Extrait du document:
Sélection des meilleures BD adultes de 2013


LE GUIDE DU MAUVAIS PÈRE, DE GUY DELISLE
Le plus célèbre auteur québécois de bande dessinée raconte ses bévues et ses maladresses de papa. Il se comporte avec ses enfants comme avec ses amis, usant et abusant du second degré, alors que les enfants prennent naturellement tout au premier degré, les émotions dans le tapis. Ce qui entraîne des discussions cocasses et des situations parfois truculentes.
«Tout est presque 100% vrai», avait assuré Guy Delisle, comme l'anecdote de la petite souris, qui a «oublié» de passer chercher la dent de Louis sous son oreiller deux nuits de suite.
On aime la mauvaise foi du père, et sa façon de jongler avec la vérité lorsqu'il est acculé par l'intelligence et la répartie de ses rejetons.
Guy Delisle étant un professionnel de l'animation, il maîtrise à la perfection l'art du gag efficace, misant sur la percussion des dialogues et le minimalisme du dessin pour le rendre le plus efficace possible et ne pas laisser l'œil se perdre dans les détails.
Le deuxième tome arrive dans quelques semaines!

Données affichées:
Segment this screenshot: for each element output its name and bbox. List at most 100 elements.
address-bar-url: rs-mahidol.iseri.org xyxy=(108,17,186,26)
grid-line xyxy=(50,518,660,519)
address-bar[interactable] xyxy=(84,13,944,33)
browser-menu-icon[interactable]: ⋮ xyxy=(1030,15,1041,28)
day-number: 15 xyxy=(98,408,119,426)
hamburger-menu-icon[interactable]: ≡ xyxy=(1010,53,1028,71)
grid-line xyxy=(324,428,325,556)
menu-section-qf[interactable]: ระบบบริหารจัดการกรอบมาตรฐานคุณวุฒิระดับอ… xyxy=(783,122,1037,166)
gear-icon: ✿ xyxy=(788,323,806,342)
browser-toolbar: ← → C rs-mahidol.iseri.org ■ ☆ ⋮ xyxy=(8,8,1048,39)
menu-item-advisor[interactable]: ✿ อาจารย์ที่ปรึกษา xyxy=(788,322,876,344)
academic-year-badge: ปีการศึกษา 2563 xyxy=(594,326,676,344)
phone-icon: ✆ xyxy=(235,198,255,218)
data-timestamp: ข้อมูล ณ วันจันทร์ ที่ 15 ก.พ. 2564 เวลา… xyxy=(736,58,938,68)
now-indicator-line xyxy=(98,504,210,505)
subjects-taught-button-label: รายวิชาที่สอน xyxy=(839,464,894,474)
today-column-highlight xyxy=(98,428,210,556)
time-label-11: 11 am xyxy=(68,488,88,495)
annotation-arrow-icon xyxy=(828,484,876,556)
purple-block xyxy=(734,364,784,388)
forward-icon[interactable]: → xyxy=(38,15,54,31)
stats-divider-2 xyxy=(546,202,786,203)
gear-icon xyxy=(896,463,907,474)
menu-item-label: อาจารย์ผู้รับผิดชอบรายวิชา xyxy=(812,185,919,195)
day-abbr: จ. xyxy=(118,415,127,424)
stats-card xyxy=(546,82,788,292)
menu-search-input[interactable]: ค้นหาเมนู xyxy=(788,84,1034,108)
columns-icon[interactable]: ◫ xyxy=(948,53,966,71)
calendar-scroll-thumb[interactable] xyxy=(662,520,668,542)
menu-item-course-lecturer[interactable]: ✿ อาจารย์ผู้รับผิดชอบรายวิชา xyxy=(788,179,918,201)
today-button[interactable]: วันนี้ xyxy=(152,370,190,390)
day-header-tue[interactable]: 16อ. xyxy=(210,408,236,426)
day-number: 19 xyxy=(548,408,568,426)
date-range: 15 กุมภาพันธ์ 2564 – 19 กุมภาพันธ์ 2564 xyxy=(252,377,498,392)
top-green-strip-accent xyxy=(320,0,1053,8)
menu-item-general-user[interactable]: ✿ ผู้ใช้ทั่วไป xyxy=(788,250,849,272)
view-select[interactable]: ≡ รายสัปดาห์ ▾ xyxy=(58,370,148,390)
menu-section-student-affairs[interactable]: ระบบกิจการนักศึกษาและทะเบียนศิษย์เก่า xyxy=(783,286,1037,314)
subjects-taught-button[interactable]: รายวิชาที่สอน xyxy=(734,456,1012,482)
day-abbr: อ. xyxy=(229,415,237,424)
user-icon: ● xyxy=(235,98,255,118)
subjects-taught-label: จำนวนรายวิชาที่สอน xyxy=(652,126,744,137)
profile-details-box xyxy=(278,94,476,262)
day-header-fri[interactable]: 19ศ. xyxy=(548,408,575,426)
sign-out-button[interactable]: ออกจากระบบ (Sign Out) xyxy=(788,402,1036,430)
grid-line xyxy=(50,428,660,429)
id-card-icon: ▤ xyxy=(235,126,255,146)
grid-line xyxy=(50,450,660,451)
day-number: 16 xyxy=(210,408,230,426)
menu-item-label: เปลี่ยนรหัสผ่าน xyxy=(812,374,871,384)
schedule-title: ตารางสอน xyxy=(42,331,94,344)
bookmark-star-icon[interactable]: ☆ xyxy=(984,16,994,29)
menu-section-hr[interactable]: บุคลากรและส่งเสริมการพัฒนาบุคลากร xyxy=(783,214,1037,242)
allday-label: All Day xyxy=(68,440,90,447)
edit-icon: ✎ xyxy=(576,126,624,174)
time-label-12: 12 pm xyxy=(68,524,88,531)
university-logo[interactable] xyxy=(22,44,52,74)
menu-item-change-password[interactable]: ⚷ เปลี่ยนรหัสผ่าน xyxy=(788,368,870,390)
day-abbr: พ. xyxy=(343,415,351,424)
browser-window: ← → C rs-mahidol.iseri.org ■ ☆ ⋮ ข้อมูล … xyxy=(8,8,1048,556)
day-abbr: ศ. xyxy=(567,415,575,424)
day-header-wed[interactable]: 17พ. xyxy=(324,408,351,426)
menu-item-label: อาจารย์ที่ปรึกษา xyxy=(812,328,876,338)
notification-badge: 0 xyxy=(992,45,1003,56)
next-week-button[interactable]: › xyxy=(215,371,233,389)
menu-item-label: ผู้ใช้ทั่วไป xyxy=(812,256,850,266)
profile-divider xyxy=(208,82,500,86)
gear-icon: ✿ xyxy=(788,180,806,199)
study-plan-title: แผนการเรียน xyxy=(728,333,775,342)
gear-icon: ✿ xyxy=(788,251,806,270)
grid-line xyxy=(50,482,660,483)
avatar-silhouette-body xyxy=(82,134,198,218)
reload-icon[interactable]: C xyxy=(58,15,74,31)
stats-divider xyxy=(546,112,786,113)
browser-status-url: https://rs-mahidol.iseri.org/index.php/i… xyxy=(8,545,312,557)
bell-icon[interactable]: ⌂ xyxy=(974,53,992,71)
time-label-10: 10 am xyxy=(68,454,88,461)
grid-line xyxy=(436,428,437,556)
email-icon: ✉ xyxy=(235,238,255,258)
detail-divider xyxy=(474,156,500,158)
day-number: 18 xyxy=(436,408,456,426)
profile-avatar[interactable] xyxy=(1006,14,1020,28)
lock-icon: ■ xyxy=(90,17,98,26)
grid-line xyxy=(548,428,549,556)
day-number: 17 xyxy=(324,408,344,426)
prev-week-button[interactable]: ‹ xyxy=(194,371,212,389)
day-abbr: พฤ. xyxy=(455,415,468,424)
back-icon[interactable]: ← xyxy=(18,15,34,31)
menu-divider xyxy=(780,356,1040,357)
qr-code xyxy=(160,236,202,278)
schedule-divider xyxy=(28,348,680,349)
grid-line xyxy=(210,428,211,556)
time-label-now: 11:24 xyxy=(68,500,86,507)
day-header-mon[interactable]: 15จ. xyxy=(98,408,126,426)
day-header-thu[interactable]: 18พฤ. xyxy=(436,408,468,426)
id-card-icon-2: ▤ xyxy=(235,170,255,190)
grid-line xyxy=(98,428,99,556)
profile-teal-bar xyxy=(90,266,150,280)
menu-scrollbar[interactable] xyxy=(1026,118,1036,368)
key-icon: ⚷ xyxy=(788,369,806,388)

Liste des tâches:
(1) Indiquez si les affirmations (a), (b) et (c) concordent avec l'extrait sur les meilleures BD adultes de 2013, en répondant par oui ou par non et en citant textuellement les mots qui tranchent : (a) Guy Delisle est présenté comme le plus célèbre auteur québécois de bande dessinée ; (b) la petite souris a oublié la dent de Louis une seule nuit ; (c) le dessin de Guy Delisle est riche en détails.
(2) Poursuivez l'extrait sur les meilleures BD adultes de 2013 à partir de sa dernière phrase.
Les données ne sont pas utiles pour répondre.

Corrigé des exercices:
(1)
(a) Oui : «Le plus célèbre auteur québécois de bande dessinée».
(b) Non : «deux nuits de suite».
(c) Non : «le minimalisme du dessin».

(2)
LAST MAN (TOMES 1,2 ET 3), DE BALAK, MICKAËL SANLAVILLE ET BASTIEN VIVÈS
Le grand tournoi annuel d'arts martiaux et de techniques ancestrales se prépare dans la Vallée des rois. Parmi les combattants, Adrian, un petit bonhomme tout mignon de 8 ans qui n'a aucune chance de passer le premier tour se retrouve à faire équipe avec Richard Aldana, un beau ténébreux baraqué macho débarqué de nulle part.
La mère d'Adrian, une jolie boulangère discrète et très attachée à l'éducation de son fils, donne son aval, mais du bout des lèvres. Les hostilités peuvent commencer. Ça va castagner!
Avec Last Man, Bastien Vivès et ses potes se sont lancés dans une histoire déjantée mixant leur riche expérience de la bande dessinée européenne et leur passion des jeux vidéos à la folie créatrice et l'énergie de l'animation asiatique. Ou quelque chose du genre, parce qu'en gros, ils écrivent une histoire «flyée» à six mains, se laissant aller de toute évidence à leurs délires de gars, à grand renfort d'allusions sexistes d'adolescents attardés et de personnages obsédés et débiles au vocabulaire assez limité.
Leur objectif: faire 20 pages format manga par mois et trois albums de 200 pages par année. Pour l'instant, le pari réussi, avec les félicitations du jury.
C'est la bande dessinée la plus divertissante de l'année!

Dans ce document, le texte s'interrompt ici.